> To be done
Make an exact copy of the entries, and keep any pictures out of it.

** START **

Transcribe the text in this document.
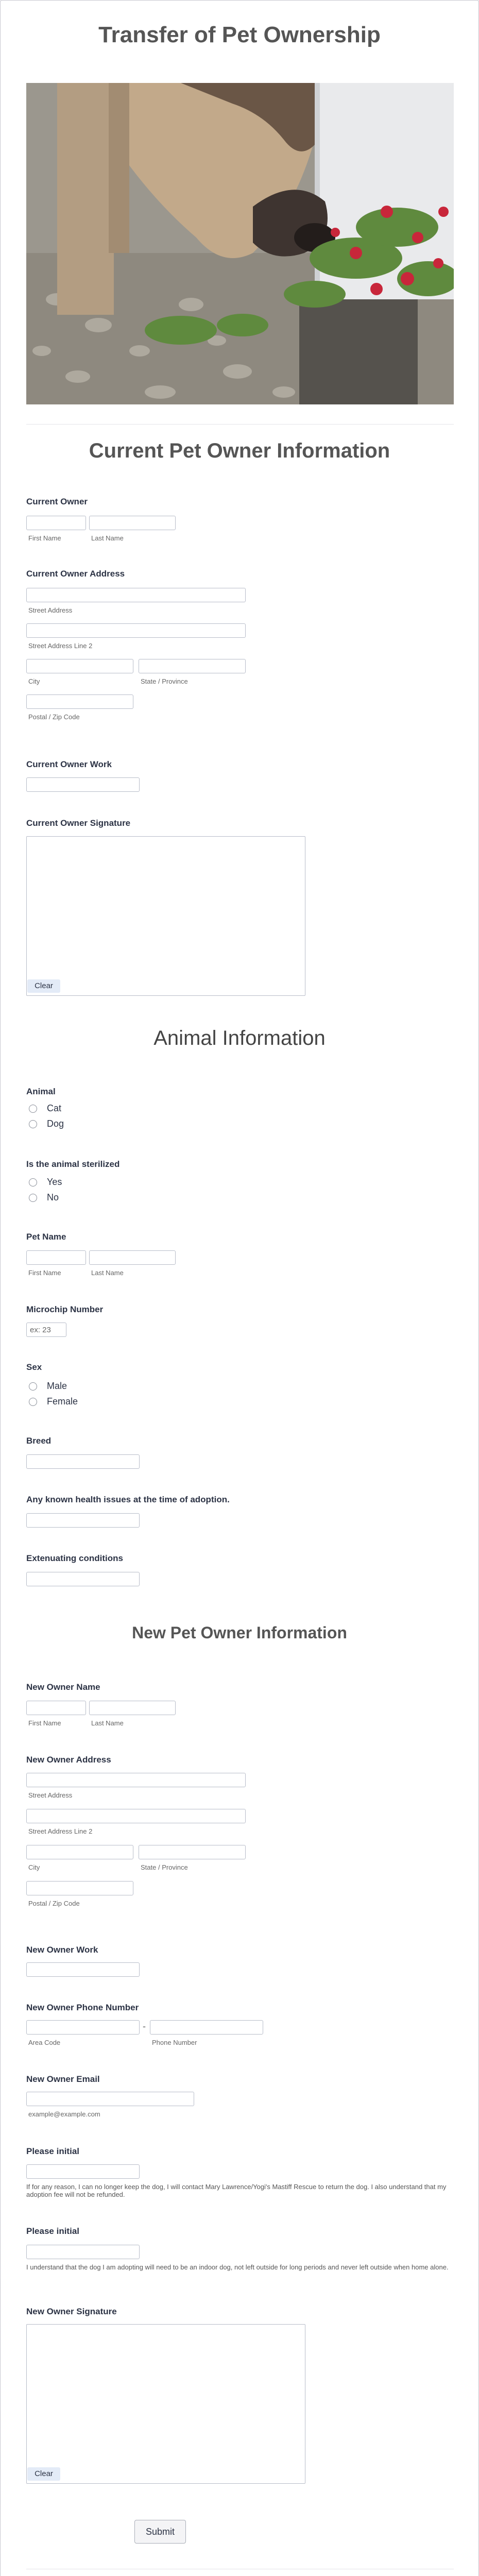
Transfer of Pet Ownership
Current Pet Owner Information
Current Owner
First Name	Last Name
Current Owner Address
Street Address
Street Address Line 2
City	State / Province
Postal / Zip Code
Current Owner Work
Current Owner Signature
Clear
Animal Information
Animal
Cat
Dog
Is the animal sterilized
Yes
No
Pet Name
First Name	Last Name
Microchip Number
ex: 23
Sex
Male
Female
Breed
Any known health issues at the time of adoption.
Extenuating conditions
New Pet Owner Information
New Owner Name
First Name	Last Name
New Owner Address
Street Address
Street Address Line 2
City	State / Province
Postal / Zip Code
New Owner Work
New Owner Phone Number
-
Area Code	Phone Number
New Owner Email
example@example.com
Please initial
If for any reason, I can no longer keep the dog, I will contact Mary Lawrence/Yogi's Mastiff Rescue to return the dog. I also understand that my adoption fee will not be refunded.
Please initial
I understand that the dog I am adopting will need to be an indoor dog, not left outside for long periods and never left outside when home alone.
New Owner Signature
Clear
Submit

** END **

> Correct output
Transcribe the text in this document.
Transfer of Pet Ownership
Current Pet Owner Information
Current Owner
First Name	Last Name
Current Owner Address
Street Address
Street Address Line 2
City	State / Province
Postal / Zip Code
Current Owner Work
Current Owner Signature
Clear
Animal Information
Animal
Cat
Dog
Is the animal sterilized
Yes
No
Pet Name
First Name	Last Name
Microchip Number
ex: 23
Sex
Male
Female
Breed
Any known health issues at the time of adoption.
Extenuating conditions
New Pet Owner Information
New Owner Name
First Name	Last Name
New Owner Address
Street Address
Street Address Line 2
City	State / Province
Postal / Zip Code
New Owner Work
New Owner Phone Number
-
Area Code	Phone Number
New Owner Email
example@example.com
Please initial
If for any reason, I can no longer keep the dog, I will contact Mary Lawrence/Yogi's Mastiff Rescue to return the dog. I also understand that my adoption fee will not be refunded.
Please initial
I understand that the dog I am adopting will need to be an indoor dog, not left outside for long periods and never left outside when home alone.
New Owner Signature
Clear
Submit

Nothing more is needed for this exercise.